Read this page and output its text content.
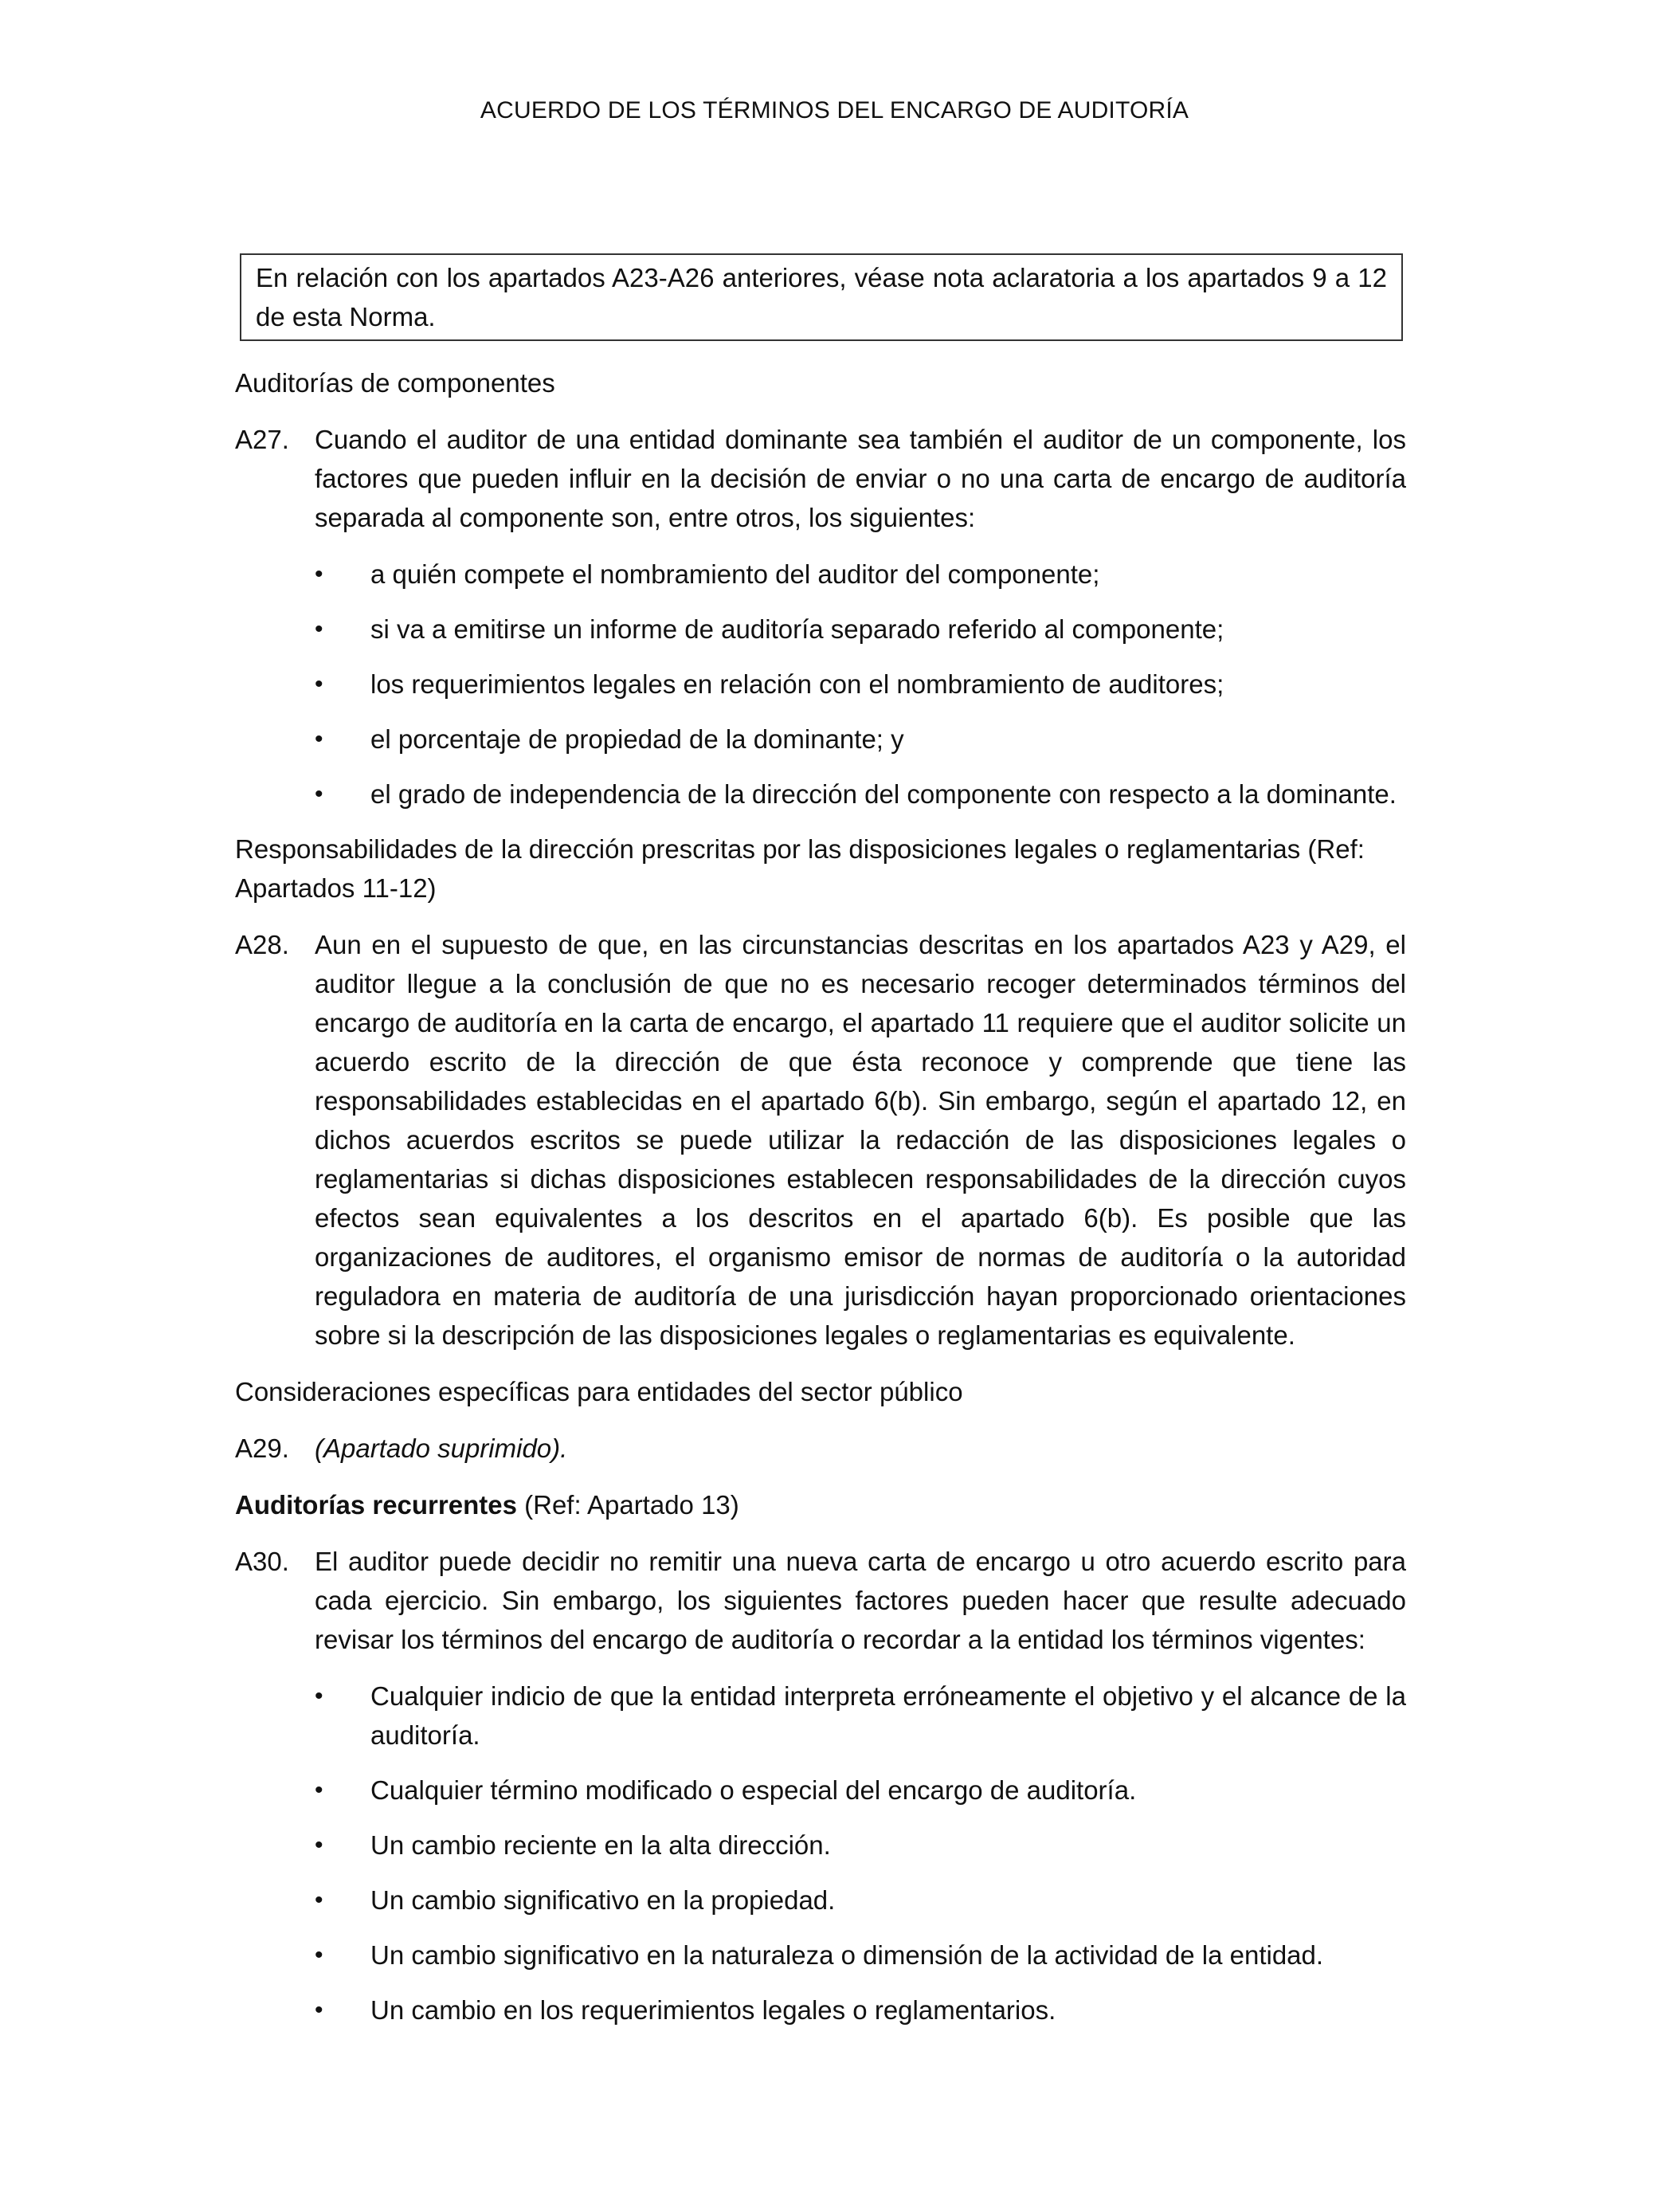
ACUERDO DE LOS TÉRMINOS DEL ENCARGO DE AUDITORÍA
En relación con los apartados A23-A26 anteriores, véase nota aclaratoria a los apartados 9 a 12 de esta Norma.
Auditorías de componentes
A27. Cuando el auditor de una entidad dominante sea también el auditor de un componente, los factores que pueden influir en la decisión de enviar o no una carta de encargo de auditoría separada al componente son, entre otros, los siguientes:
• a quién compete el nombramiento del auditor del componente;
• si va a emitirse un informe de auditoría separado referido al componente;
• los requerimientos legales en relación con el nombramiento de auditores;
• el porcentaje de propiedad de la dominante; y
• el grado de independencia de la dirección del componente con respecto a la dominante.
Responsabilidades de la dirección prescritas por las disposiciones legales o reglamentarias (Ref: Apartados 11-12)
A28. Aun en el supuesto de que, en las circunstancias descritas en los apartados A23 y A29, el auditor llegue a la conclusión de que no es necesario recoger determinados términos del encargo de auditoría en la carta de encargo, el apartado 11 requiere que el auditor solicite un acuerdo escrito de la dirección de que ésta reconoce y comprende que tiene las responsabilidades establecidas en el apartado 6(b). Sin embargo, según el apartado 12, en dichos acuerdos escritos se puede utilizar la redacción de las disposiciones legales o reglamentarias si dichas disposiciones establecen responsabilidades de la dirección cuyos efectos sean equivalentes a los descritos en el apartado 6(b). Es posible que las organizaciones de auditores, el organismo emisor de normas de auditoría o la autoridad reguladora en materia de auditoría de una jurisdicción hayan proporcionado orientaciones sobre si la descripción de las disposiciones legales o reglamentarias es equivalente.
Consideraciones específicas para entidades del sector público
A29. (Apartado suprimido).
Auditorías recurrentes (Ref: Apartado 13)
A30. El auditor puede decidir no remitir una nueva carta de encargo u otro acuerdo escrito para cada ejercicio. Sin embargo, los siguientes factores pueden hacer que resulte adecuado revisar los términos del encargo de auditoría o recordar a la entidad los términos vigentes:
• Cualquier indicio de que la entidad interpreta erróneamente el objetivo y el alcance de la auditoría.
• Cualquier término modificado o especial del encargo de auditoría.
• Un cambio reciente en la alta dirección.
• Un cambio significativo en la propiedad.
• Un cambio significativo en la naturaleza o dimensión de la actividad de la entidad.
• Un cambio en los requerimientos legales o reglamentarios.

- What is needed: Reproduce every line exactly and omit all pictures.

- Complete answer:
Read this page and output its text content.
ACUERDO DE LOS TÉRMINOS DEL ENCARGO DE AUDITORÍA
En relación con los apartados A23-A26 anteriores, véase nota aclaratoria a los apartados 9 a 12 de esta Norma.
Auditorías de componentes
A27. Cuando el auditor de una entidad dominante sea también el auditor de un componente, los factores que pueden influir en la decisión de enviar o no una carta de encargo de auditoría separada al componente son, entre otros, los siguientes:
• a quién compete el nombramiento del auditor del componente;
• si va a emitirse un informe de auditoría separado referido al componente;
• los requerimientos legales en relación con el nombramiento de auditores;
• el porcentaje de propiedad de la dominante; y
• el grado de independencia de la dirección del componente con respecto a la dominante.
Responsabilidades de la dirección prescritas por las disposiciones legales o reglamentarias (Ref: Apartados 11-12)
A28. Aun en el supuesto de que, en las circunstancias descritas en los apartados A23 y A29, el auditor llegue a la conclusión de que no es necesario recoger determinados términos del encargo de auditoría en la carta de encargo, el apartado 11 requiere que el auditor solicite un acuerdo escrito de la dirección de que ésta reconoce y comprende que tiene las responsabilidades establecidas en el apartado 6(b). Sin embargo, según el apartado 12, en dichos acuerdos escritos se puede utilizar la redacción de las disposiciones legales o reglamentarias si dichas disposiciones establecen responsabilidades de la dirección cuyos efectos sean equivalentes a los descritos en el apartado 6(b). Es posible que las organizaciones de auditores, el organismo emisor de normas de auditoría o la autoridad reguladora en materia de auditoría de una jurisdicción hayan proporcionado orientaciones sobre si la descripción de las disposiciones legales o reglamentarias es equivalente.
Consideraciones específicas para entidades del sector público
A29. (Apartado suprimido).
Auditorías recurrentes (Ref: Apartado 13)
A30. El auditor puede decidir no remitir una nueva carta de encargo u otro acuerdo escrito para cada ejercicio. Sin embargo, los siguientes factores pueden hacer que resulte adecuado revisar los términos del encargo de auditoría o recordar a la entidad los términos vigentes:
• Cualquier indicio de que la entidad interpreta erróneamente el objetivo y el alcance de la auditoría.
• Cualquier término modificado o especial del encargo de auditoría.
• Un cambio reciente en la alta dirección.
• Un cambio significativo en la propiedad.
• Un cambio significativo en la naturaleza o dimensión de la actividad de la entidad.
• Un cambio en los requerimientos legales o reglamentarios.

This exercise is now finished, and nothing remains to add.